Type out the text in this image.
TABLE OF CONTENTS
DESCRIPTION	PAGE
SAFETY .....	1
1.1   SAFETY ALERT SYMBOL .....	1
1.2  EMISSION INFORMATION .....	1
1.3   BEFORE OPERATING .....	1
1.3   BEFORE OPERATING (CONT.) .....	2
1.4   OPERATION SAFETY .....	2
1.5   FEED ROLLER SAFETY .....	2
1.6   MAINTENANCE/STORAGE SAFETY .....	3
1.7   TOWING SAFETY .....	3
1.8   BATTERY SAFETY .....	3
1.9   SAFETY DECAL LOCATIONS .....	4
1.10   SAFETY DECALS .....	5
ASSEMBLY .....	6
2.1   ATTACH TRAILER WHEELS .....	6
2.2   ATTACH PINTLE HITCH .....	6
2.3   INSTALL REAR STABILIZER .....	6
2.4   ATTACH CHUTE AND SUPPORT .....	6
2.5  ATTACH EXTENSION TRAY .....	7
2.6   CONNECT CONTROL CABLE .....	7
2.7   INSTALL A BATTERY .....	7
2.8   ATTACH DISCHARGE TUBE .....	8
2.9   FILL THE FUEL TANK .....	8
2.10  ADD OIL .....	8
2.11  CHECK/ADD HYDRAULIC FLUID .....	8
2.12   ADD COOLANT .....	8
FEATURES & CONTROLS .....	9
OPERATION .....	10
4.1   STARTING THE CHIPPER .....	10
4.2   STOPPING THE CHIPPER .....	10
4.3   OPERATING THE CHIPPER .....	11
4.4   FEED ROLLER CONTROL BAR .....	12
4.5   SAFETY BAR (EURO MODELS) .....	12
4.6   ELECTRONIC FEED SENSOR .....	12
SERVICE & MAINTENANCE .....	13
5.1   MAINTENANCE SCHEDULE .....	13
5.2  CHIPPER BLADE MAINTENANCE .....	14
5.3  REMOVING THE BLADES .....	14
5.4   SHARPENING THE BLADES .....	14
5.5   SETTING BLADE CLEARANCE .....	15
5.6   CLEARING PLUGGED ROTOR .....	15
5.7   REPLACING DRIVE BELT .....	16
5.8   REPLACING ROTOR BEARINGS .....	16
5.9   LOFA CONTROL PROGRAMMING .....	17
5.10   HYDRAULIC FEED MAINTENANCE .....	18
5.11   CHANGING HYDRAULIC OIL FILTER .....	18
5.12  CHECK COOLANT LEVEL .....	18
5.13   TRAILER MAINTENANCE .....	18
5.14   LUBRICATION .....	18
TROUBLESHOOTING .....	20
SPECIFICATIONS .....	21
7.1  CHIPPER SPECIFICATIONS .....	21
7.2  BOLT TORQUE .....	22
::::::::
What the task requires:
Give the count of lines in the listing above that include "CHECK", with no other words.

Solution for this exercise:
2